══ Data lines

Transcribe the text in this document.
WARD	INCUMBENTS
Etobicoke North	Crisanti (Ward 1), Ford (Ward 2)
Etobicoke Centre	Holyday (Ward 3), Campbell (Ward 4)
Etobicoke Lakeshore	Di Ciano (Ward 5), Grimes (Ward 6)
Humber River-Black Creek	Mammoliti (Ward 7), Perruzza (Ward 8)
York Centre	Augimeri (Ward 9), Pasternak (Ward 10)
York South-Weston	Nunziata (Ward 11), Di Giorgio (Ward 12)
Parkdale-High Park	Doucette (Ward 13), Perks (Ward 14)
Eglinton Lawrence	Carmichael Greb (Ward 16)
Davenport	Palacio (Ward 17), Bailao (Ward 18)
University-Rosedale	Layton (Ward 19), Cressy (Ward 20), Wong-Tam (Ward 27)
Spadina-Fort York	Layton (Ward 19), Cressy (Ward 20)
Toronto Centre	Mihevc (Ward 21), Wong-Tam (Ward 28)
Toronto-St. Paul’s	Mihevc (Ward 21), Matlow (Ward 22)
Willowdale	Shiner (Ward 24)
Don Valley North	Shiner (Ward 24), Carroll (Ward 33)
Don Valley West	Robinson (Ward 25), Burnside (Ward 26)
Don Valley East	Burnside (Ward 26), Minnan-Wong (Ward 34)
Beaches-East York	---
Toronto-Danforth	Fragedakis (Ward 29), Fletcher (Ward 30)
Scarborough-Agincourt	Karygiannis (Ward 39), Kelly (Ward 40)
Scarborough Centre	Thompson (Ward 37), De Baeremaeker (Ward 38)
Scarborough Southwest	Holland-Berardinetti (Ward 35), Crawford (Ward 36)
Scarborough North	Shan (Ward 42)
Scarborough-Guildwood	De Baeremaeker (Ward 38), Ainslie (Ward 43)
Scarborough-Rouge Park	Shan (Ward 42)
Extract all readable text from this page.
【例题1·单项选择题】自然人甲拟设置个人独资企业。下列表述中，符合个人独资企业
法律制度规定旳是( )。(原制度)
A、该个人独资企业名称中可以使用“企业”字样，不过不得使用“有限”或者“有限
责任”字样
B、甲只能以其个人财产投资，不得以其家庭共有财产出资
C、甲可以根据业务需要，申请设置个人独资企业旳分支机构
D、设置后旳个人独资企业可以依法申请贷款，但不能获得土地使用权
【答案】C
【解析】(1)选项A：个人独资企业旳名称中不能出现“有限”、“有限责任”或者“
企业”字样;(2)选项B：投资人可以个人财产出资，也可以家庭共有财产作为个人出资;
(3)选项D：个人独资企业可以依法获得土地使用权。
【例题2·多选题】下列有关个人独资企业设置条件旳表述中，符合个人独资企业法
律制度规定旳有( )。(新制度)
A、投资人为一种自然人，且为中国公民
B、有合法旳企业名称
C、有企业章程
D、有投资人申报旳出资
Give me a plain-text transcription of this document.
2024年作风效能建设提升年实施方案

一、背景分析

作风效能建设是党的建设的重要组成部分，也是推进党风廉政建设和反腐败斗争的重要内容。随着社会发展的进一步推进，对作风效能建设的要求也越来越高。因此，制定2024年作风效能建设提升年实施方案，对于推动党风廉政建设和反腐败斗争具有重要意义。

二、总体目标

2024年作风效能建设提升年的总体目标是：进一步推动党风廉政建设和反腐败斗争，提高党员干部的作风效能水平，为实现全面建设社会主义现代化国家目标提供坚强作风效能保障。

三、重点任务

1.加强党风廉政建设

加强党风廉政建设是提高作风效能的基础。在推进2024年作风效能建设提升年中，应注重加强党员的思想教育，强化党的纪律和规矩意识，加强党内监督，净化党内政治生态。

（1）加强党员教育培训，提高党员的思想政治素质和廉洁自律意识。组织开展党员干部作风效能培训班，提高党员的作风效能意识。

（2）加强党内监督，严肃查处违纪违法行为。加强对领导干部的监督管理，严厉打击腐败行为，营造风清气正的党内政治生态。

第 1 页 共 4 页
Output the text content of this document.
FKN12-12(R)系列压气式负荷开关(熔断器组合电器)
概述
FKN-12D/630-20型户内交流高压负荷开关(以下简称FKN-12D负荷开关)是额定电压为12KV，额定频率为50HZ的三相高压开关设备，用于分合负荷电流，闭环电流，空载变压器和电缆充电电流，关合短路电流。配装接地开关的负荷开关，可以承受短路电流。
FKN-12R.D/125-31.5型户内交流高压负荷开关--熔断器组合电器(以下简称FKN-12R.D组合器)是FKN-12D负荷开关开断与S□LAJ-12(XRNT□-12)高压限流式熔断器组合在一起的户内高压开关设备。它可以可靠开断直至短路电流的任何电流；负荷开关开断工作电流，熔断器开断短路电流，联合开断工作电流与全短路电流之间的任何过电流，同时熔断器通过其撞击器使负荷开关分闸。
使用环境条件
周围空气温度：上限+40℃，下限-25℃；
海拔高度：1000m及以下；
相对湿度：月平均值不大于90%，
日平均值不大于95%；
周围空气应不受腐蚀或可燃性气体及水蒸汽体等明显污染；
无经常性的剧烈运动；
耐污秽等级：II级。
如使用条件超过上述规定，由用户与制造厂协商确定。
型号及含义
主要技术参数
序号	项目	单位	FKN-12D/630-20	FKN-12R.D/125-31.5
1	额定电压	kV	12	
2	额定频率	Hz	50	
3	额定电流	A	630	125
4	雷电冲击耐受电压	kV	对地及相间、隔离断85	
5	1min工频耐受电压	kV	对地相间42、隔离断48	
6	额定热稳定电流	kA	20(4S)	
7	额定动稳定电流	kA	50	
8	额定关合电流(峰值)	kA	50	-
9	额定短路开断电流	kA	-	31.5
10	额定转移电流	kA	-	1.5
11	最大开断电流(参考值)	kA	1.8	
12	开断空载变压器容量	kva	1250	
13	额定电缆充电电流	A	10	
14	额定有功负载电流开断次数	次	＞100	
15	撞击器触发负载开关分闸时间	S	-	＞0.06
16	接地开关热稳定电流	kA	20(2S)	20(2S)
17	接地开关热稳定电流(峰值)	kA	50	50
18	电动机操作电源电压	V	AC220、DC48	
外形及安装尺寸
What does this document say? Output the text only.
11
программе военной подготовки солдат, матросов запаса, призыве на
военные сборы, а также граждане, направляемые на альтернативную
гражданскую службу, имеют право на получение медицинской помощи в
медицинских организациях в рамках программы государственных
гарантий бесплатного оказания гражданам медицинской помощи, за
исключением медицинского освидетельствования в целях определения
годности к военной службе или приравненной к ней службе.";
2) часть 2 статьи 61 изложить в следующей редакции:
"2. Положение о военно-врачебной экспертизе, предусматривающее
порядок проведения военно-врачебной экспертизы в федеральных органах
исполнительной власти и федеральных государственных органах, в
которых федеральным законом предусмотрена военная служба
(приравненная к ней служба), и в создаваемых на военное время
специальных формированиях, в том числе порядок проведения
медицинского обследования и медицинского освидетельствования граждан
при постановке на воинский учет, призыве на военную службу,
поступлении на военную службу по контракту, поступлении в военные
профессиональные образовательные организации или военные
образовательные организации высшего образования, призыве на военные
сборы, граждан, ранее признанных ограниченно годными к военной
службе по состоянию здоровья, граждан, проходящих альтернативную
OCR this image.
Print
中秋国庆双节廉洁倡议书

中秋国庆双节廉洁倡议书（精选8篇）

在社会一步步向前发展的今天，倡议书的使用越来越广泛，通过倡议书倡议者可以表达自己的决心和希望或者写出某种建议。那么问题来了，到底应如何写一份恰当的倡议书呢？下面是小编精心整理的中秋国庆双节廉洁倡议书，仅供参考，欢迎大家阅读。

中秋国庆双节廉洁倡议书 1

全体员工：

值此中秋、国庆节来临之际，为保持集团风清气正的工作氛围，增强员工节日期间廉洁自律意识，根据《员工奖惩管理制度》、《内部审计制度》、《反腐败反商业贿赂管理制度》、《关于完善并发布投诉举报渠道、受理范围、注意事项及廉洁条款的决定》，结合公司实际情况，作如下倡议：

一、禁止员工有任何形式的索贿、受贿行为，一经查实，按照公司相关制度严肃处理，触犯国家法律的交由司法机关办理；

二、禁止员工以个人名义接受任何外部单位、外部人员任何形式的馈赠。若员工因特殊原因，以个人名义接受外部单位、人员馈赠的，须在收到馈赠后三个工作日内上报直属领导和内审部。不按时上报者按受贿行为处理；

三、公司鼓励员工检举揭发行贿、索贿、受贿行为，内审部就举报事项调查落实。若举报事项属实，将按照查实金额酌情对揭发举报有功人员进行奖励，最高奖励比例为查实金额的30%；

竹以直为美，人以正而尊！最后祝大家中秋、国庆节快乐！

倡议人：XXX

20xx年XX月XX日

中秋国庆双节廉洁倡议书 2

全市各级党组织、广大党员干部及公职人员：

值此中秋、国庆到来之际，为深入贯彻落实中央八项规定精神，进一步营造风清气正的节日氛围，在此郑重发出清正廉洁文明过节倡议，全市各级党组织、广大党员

════

What is needed:
Looking at the data above, show all lines where the word "проведения" occurs.

Exercise answer:
порядок проведения военно-врачебной экспертизы в федеральных органах
специальных формированиях, в том числе порядок проведения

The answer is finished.